INSTRUCTION: Every record here should be printed again exactly.

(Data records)
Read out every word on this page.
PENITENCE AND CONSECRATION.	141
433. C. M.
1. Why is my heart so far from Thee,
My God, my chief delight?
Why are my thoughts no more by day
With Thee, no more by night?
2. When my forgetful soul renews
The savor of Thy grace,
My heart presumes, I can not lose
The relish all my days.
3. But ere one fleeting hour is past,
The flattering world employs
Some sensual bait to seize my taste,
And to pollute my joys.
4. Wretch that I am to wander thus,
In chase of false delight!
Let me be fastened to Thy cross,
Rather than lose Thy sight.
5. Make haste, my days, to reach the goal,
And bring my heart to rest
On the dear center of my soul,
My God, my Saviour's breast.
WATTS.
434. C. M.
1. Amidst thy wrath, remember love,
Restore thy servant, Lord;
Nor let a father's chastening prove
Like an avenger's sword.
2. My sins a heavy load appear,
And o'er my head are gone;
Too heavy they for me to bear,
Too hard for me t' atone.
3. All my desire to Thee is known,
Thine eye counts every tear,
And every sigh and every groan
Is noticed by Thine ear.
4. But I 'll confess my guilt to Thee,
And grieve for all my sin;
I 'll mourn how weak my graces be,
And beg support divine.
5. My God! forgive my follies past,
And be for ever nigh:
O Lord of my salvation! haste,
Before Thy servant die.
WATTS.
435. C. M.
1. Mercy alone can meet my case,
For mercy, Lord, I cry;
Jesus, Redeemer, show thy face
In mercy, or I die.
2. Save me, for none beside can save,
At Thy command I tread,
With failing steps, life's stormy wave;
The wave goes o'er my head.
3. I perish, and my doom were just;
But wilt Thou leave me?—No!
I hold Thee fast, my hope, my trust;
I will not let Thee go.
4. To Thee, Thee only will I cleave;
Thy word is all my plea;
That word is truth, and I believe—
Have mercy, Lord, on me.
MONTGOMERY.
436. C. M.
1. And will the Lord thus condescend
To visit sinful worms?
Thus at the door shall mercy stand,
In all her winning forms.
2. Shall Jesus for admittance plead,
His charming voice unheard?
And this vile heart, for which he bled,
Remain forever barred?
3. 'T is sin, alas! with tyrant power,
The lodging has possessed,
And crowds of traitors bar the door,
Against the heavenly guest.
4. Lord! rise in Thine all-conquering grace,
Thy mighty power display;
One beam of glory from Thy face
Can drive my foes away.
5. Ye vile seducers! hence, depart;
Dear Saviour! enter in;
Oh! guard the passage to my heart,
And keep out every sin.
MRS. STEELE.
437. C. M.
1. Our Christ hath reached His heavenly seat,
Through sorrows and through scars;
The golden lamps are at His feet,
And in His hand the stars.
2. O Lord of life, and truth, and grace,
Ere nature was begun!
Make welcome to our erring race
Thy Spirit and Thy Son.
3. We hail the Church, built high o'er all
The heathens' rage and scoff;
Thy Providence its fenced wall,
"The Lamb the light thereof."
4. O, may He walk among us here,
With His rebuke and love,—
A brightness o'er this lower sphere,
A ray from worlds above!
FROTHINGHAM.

RESULT OF THIS EXERCISE:
Read out every word on this page.
PENITENCE AND CONSECRATION.	141
433. C. M.
1. Why is my heart so far from Thee,
My God, my chief delight?
Why are my thoughts no more by day
With Thee, no more by night?
2. When my forgetful soul renews
The savor of Thy grace,
My heart presumes, I can not lose
The relish all my days.
3. But ere one fleeting hour is past,
The flattering world employs
Some sensual bait to seize my taste,
And to pollute my joys.
4. Wretch that I am to wander thus,
In chase of false delight!
Let me be fastened to Thy cross,
Rather than lose Thy sight.
5. Make haste, my days, to reach the goal,
And bring my heart to rest
On the dear center of my soul,
My God, my Saviour's breast.
WATTS.
434. C. M.
1. Amidst thy wrath, remember love,
Restore thy servant, Lord;
Nor let a father's chastening prove
Like an avenger's sword.
2. My sins a heavy load appear,
And o'er my head are gone;
Too heavy they for me to bear,
Too hard for me t' atone.
3. All my desire to Thee is known,
Thine eye counts every tear,
And every sigh and every groan
Is noticed by Thine ear.
4. But I 'll confess my guilt to Thee,
And grieve for all my sin;
I 'll mourn how weak my graces be,
And beg support divine.
5. My God! forgive my follies past,
And be for ever nigh:
O Lord of my salvation! haste,
Before Thy servant die.
WATTS.
435. C. M.
1. Mercy alone can meet my case,
For mercy, Lord, I cry;
Jesus, Redeemer, show thy face
In mercy, or I die.
2. Save me, for none beside can save,
At Thy command I tread,
With failing steps, life's stormy wave;
The wave goes o'er my head.
3. I perish, and my doom were just;
But wilt Thou leave me?—No!
I hold Thee fast, my hope, my trust;
I will not let Thee go.
4. To Thee, Thee only will I cleave;
Thy word is all my plea;
That word is truth, and I believe—
Have mercy, Lord, on me.
MONTGOMERY.
436. C. M.
1. And will the Lord thus condescend
To visit sinful worms?
Thus at the door shall mercy stand,
In all her winning forms.
2. Shall Jesus for admittance plead,
His charming voice unheard?
And this vile heart, for which he bled,
Remain forever barred?
3. 'T is sin, alas! with tyrant power,
The lodging has possessed,
And crowds of traitors bar the door,
Against the heavenly guest.
4. Lord! rise in Thine all-conquering grace,
Thy mighty power display;
One beam of glory from Thy face
Can drive my foes away.
5. Ye vile seducers! hence, depart;
Dear Saviour! enter in;
Oh! guard the passage to my heart,
And keep out every sin.
MRS. STEELE.
437. C. M.
1. Our Christ hath reached His heavenly seat,
Through sorrows and through scars;
The golden lamps are at His feet,
And in His hand the stars.
2. O Lord of life, and truth, and grace,
Ere nature was begun!
Make welcome to our erring race
Thy Spirit and Thy Son.
3. We hail the Church, built high o'er all
The heathens' rage and scoff;
Thy Providence its fenced wall,
"The Lamb the light thereof."
4. O, may He walk among us here,
With His rebuke and love,—
A brightness o'er this lower sphere,
A ray from worlds above!
FROTHINGHAM.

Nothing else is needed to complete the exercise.